→ What you have to do: Check each line below for the word "публикации", and copy those that have it.

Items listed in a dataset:
--

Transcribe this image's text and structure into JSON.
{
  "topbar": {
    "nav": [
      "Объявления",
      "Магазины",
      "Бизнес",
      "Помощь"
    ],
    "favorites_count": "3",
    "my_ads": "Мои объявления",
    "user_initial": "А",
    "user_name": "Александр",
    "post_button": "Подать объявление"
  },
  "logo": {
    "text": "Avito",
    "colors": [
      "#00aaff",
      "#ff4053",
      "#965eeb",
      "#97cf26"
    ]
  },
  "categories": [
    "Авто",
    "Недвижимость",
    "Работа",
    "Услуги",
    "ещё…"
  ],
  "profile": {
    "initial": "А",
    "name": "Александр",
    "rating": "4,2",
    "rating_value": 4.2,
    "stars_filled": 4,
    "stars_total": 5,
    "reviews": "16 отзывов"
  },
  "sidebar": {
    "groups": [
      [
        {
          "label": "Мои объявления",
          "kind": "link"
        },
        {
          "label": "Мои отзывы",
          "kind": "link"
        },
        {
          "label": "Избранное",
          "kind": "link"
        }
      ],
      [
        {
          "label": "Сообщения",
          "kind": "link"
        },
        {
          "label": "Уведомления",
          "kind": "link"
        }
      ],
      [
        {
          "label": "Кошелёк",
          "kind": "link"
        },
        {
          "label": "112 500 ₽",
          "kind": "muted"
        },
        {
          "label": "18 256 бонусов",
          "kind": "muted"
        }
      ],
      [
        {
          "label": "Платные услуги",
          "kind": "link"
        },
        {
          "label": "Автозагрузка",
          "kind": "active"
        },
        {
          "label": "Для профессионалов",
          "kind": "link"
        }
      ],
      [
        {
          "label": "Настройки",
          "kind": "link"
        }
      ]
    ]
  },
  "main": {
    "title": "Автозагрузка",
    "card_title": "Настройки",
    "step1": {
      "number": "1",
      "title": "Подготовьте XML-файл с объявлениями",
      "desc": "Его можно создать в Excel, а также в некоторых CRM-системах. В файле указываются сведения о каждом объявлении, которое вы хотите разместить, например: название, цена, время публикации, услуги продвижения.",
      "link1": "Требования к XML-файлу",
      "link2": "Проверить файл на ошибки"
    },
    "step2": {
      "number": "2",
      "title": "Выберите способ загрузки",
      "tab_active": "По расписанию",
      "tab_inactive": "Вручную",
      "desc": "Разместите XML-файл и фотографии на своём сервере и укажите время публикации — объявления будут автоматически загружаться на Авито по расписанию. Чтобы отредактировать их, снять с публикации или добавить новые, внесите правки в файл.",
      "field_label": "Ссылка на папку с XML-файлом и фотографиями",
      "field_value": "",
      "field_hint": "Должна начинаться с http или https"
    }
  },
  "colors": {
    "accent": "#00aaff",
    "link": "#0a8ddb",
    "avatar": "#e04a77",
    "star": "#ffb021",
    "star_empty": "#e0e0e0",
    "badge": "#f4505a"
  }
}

--

→ Full output:
      "desc": "Его можно создать в Excel, а также в некоторых CRM-системах. В файле указываются сведения о каждом объявлении, которое вы хотите разместить, например: название, цена, время публикации, услуги продвижения.",
      "desc": "Разместите XML-файл и фотографии на своём сервере и укажите время публикации — объявления будут автоматически загружаться на Авито по расписанию. Чтобы отредактировать их, снять с публикации или добавить новые, внесите правки в файл.",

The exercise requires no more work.